[Records that describe figures]

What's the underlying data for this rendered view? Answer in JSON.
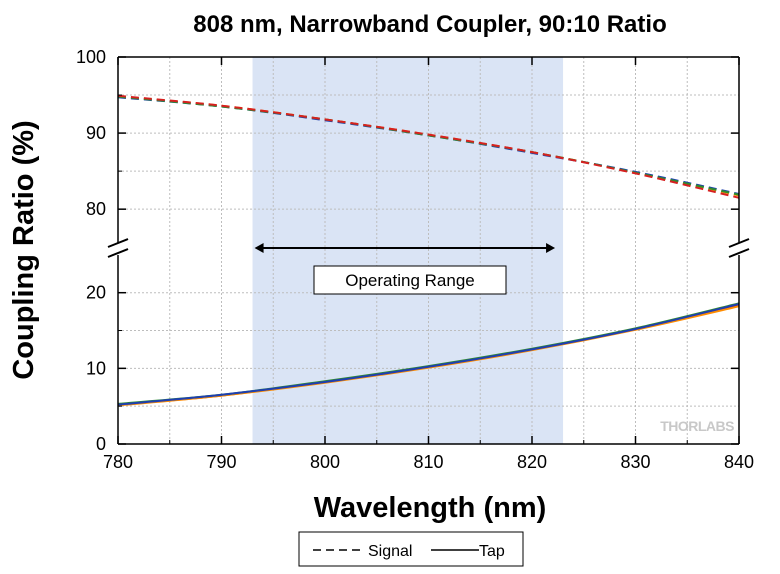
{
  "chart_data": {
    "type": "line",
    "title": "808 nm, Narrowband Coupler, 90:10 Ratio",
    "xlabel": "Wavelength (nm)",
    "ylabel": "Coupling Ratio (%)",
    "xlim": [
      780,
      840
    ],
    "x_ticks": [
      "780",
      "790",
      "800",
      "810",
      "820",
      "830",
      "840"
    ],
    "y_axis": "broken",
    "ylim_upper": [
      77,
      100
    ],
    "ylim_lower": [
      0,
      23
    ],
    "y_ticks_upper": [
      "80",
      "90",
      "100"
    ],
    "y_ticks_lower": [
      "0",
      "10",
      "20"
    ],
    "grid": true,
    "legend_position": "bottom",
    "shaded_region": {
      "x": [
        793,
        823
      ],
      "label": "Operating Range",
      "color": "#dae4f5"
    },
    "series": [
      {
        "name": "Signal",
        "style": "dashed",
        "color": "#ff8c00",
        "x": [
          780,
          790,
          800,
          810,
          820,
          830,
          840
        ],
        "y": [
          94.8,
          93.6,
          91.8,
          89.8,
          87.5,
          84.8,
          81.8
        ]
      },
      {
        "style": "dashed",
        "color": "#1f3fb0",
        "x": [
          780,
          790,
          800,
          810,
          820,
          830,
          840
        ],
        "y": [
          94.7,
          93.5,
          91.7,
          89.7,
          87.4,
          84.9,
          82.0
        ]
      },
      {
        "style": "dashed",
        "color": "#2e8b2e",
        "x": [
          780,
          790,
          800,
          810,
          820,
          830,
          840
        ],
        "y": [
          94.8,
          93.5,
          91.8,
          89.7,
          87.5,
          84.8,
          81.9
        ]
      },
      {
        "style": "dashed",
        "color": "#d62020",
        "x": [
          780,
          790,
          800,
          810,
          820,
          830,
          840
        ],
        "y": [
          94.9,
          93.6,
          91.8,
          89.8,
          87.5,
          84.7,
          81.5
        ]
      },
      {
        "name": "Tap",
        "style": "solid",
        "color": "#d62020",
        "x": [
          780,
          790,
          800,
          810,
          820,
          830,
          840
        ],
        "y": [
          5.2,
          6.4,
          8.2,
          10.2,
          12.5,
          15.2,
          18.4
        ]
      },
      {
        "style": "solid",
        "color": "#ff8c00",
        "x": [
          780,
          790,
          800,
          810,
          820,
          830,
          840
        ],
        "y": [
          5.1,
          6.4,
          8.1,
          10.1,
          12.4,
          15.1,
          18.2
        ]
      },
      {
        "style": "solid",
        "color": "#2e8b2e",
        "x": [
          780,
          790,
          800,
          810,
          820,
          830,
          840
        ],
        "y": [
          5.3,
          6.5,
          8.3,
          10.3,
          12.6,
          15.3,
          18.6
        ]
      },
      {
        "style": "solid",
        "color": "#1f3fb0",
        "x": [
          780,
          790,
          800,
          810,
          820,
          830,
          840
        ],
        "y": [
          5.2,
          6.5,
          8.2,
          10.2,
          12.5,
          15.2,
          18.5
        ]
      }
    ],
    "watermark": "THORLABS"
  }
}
--
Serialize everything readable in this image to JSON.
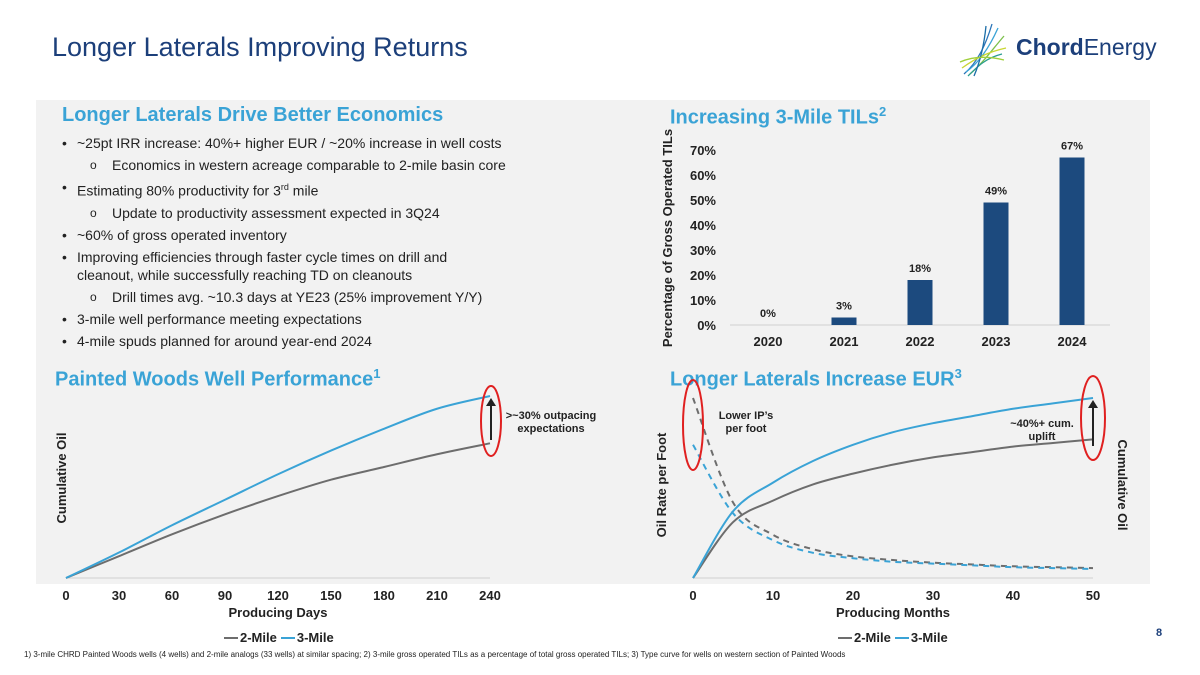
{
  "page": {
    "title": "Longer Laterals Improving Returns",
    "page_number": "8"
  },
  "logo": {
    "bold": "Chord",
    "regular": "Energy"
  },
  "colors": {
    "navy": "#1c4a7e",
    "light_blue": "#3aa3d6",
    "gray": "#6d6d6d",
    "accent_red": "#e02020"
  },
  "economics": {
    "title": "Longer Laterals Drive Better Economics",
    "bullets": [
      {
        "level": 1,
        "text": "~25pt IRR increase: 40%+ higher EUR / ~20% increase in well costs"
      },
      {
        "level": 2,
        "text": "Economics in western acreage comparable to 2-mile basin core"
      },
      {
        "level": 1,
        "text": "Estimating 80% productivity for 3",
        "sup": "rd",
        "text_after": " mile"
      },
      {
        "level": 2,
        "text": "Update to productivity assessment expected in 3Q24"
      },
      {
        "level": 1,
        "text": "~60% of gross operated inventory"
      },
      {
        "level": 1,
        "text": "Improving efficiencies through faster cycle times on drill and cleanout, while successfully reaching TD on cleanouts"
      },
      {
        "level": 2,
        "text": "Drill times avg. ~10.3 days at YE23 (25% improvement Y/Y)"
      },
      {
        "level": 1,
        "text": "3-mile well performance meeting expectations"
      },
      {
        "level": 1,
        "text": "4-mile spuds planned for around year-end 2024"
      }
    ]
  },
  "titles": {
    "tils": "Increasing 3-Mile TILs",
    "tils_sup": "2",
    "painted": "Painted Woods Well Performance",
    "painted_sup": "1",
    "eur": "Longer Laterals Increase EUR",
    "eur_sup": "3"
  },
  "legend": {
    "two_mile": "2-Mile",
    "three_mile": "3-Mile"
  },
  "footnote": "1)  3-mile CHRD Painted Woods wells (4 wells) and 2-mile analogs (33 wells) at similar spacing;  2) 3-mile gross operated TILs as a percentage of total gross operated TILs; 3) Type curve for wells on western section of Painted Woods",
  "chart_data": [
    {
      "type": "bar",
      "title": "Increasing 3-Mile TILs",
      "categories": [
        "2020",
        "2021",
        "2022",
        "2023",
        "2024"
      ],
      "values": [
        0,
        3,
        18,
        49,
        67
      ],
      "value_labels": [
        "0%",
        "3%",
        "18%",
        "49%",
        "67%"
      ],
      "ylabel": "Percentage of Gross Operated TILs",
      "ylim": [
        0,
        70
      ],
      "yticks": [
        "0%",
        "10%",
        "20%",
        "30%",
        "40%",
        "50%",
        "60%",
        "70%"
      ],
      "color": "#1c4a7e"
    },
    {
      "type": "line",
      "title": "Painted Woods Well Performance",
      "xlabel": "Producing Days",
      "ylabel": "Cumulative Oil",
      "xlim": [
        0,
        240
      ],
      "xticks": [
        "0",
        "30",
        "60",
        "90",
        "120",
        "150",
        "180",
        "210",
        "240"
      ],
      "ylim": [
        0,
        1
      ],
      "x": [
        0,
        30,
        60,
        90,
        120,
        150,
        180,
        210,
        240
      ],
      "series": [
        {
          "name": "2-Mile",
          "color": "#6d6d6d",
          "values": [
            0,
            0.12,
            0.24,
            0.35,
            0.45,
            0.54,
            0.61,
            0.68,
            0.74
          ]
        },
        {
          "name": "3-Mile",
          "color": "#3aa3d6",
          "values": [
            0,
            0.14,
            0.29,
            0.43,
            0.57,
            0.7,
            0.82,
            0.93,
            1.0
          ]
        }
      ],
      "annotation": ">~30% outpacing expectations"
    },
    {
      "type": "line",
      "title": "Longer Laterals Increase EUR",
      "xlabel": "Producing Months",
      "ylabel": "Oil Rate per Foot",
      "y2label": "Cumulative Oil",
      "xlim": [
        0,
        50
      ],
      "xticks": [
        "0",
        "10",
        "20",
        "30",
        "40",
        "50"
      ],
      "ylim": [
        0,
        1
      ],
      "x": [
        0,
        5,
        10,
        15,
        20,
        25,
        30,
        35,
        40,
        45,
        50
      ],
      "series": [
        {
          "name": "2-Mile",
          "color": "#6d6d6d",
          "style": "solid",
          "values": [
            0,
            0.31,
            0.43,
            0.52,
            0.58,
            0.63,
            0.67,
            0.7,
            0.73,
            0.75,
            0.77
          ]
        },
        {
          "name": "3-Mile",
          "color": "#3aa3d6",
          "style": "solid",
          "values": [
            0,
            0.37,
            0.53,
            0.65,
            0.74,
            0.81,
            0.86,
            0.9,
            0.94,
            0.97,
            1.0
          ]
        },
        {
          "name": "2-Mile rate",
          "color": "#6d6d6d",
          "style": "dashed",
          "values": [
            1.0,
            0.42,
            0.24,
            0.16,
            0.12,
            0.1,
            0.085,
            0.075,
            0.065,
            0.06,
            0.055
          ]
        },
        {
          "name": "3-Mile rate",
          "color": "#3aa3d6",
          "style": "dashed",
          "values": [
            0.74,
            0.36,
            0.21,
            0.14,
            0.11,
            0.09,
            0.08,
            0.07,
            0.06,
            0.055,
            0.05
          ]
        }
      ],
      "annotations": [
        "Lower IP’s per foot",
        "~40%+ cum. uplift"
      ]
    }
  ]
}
...
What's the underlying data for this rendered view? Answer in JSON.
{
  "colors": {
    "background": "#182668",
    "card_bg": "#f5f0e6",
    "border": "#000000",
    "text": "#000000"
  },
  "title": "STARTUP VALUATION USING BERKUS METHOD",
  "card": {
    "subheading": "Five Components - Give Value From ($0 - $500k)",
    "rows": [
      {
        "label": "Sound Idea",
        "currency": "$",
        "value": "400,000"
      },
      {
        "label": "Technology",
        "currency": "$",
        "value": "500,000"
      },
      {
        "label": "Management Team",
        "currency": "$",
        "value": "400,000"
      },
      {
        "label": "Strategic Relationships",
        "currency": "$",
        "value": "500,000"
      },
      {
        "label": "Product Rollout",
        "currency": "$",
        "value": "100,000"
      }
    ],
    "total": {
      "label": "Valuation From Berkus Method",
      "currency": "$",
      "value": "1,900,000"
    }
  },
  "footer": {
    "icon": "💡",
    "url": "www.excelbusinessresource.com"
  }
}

# Given instruction
Which lines include "ylabel"? Copy each of them out.

# Response to the task
    "ylabel": "Coupling Ratio (%)",
      "ylabel": "Percentage of Gross Operated TILs",
      "ylabel": "Cumulative Oil",
      "ylabel": "Oil Rate per Foot",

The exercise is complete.